### TASK DETAILS
Write out, character for character, the line containing "What does this" and all lines after it up to the end of the listing.
━━━ SUPPLIED DATA
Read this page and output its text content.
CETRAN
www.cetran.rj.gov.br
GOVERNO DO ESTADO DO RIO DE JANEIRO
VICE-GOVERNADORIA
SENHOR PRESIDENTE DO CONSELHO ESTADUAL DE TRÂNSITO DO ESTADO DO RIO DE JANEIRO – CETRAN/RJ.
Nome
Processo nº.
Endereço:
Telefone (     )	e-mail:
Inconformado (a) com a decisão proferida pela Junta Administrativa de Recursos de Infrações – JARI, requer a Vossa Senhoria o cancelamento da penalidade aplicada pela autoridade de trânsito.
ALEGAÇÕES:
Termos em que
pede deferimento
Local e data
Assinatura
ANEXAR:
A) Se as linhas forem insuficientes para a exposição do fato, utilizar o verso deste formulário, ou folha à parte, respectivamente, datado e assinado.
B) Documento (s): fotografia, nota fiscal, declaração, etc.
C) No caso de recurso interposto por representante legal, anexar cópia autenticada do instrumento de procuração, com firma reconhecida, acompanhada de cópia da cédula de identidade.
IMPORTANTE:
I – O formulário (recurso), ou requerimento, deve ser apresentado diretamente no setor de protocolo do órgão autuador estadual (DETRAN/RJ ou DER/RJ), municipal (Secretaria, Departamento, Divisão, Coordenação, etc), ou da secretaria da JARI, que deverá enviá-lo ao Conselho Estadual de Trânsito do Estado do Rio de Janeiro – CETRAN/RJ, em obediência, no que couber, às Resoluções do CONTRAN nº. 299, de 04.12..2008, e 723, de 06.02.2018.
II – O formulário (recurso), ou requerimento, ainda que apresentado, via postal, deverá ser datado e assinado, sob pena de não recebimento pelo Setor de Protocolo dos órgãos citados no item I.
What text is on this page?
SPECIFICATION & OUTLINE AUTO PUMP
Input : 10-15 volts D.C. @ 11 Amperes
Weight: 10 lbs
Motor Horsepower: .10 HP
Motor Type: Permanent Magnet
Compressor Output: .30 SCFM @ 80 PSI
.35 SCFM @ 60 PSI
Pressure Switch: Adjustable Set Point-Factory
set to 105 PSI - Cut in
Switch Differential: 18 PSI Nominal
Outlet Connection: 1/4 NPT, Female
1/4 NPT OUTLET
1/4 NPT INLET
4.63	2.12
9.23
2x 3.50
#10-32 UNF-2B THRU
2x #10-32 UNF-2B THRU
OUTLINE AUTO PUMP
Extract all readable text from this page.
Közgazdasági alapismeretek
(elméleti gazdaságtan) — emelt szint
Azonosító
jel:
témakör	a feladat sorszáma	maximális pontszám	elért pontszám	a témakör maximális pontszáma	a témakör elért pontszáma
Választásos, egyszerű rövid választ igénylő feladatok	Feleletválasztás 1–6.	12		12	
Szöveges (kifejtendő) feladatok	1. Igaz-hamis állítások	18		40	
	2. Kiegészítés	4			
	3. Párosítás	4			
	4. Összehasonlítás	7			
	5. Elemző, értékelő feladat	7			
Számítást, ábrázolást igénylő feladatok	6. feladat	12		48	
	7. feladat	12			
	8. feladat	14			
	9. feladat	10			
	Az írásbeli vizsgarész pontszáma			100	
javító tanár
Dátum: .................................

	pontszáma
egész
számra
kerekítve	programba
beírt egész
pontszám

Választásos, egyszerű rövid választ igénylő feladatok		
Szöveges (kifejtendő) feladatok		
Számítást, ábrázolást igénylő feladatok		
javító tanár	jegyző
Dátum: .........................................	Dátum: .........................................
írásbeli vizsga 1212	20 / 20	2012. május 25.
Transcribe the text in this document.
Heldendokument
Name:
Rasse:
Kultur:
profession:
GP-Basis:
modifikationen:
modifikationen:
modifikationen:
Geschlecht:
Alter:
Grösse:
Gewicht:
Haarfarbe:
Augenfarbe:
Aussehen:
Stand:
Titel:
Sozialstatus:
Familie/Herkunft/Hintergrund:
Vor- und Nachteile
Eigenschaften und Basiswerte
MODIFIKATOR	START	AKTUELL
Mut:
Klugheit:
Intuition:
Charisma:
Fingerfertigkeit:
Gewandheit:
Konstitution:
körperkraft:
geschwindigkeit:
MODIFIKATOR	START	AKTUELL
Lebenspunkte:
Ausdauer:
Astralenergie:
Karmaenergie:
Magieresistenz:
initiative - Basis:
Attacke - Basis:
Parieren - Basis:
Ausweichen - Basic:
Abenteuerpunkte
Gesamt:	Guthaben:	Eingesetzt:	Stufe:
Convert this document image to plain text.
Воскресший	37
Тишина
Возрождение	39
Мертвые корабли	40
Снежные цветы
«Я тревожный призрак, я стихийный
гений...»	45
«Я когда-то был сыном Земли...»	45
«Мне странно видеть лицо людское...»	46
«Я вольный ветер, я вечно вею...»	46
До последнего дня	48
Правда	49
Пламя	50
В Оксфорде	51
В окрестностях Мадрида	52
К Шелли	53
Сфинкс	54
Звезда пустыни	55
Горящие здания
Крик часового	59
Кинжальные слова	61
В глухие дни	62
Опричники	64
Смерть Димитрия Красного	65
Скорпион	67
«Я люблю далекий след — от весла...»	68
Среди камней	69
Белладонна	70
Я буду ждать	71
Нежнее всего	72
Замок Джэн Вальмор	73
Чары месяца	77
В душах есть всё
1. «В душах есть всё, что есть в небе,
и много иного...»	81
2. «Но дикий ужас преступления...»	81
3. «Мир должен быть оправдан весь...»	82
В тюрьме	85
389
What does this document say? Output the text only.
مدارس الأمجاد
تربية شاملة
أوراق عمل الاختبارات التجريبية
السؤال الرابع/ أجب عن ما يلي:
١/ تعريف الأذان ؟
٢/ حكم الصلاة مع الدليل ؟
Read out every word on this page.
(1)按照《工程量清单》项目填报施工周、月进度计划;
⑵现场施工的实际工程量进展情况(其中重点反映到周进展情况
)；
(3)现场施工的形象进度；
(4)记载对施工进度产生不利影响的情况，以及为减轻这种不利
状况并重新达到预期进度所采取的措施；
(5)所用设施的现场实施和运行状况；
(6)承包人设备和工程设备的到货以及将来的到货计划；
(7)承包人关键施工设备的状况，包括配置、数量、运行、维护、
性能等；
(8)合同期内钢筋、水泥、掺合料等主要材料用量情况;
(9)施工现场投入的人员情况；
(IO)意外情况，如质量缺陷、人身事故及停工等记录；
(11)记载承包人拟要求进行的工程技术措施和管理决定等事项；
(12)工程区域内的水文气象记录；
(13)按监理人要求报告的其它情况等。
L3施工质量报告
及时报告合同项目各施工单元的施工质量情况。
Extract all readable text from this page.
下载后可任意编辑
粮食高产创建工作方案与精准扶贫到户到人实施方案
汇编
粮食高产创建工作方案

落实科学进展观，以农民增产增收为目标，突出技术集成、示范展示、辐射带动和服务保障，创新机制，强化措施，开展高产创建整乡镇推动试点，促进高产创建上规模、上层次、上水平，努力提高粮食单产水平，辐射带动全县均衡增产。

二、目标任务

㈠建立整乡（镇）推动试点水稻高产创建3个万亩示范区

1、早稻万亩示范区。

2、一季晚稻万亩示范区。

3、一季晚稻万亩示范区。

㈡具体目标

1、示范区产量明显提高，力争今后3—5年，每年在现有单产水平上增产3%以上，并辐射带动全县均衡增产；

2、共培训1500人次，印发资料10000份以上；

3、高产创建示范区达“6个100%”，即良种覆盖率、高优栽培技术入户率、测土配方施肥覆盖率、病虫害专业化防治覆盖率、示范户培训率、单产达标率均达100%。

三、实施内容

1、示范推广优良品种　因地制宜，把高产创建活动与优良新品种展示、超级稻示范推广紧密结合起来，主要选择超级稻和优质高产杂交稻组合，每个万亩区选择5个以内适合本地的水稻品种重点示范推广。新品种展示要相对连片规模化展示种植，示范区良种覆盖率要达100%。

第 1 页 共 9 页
━━━━━━
### WRITTEN ANSWER
What does this document say? Output the text only.
مدارس الأمجاد
تربية شاملة
أوراق عمل الاختبارات التجريبية
السؤال الرابع/ أجب عن ما يلي:
١/ تعريف الأذان ؟
٢/ حكم الصلاة مع الدليل ؟
Read out every word on this page.
(1)按照《工程量清单》项目填报施工周、月进度计划;
⑵现场施工的实际工程量进展情况(其中重点反映到周进展情况
)；
(3)现场施工的形象进度；
(4)记载对施工进度产生不利影响的情况，以及为减轻这种不利
状况并重新达到预期进度所采取的措施；
(5)所用设施的现场实施和运行状况；
(6)承包人设备和工程设备的到货以及将来的到货计划；
(7)承包人关键施工设备的状况，包括配置、数量、运行、维护、
性能等；
(8)合同期内钢筋、水泥、掺合料等主要材料用量情况;
(9)施工现场投入的人员情况；
(IO)意外情况，如质量缺陷、人身事故及停工等记录；
(11)记载承包人拟要求进行的工程技术措施和管理决定等事项；
(12)工程区域内的水文气象记录；
(13)按监理人要求报告的其它情况等。
L3施工质量报告
及时报告合同项目各施工单元的施工质量情况。
Extract all readable text from this page.
下载后可任意编辑
粮食高产创建工作方案与精准扶贫到户到人实施方案
汇编
粮食高产创建工作方案

落实科学进展观，以农民增产增收为目标，突出技术集成、示范展示、辐射带动和服务保障，创新机制，强化措施，开展高产创建整乡镇推动试点，促进高产创建上规模、上层次、上水平，努力提高粮食单产水平，辐射带动全县均衡增产。

二、目标任务

㈠建立整乡（镇）推动试点水稻高产创建3个万亩示范区

1、早稻万亩示范区。

2、一季晚稻万亩示范区。

3、一季晚稻万亩示范区。

㈡具体目标

1、示范区产量明显提高，力争今后3—5年，每年在现有单产水平上增产3%以上，并辐射带动全县均衡增产；

2、共培训1500人次，印发资料10000份以上；

3、高产创建示范区达“6个100%”，即良种覆盖率、高优栽培技术入户率、测土配方施肥覆盖率、病虫害专业化防治覆盖率、示范户培训率、单产达标率均达100%。

三、实施内容

1、示范推广优良品种　因地制宜，把高产创建活动与优良新品种展示、超级稻示范推广紧密结合起来，主要选择超级稻和优质高产杂交稻组合，每个万亩区选择5个以内适合本地的水稻品种重点示范推广。新品种展示要相对连片规模化展示种植，示范区良种覆盖率要达100%。

第 1 页 共 9 页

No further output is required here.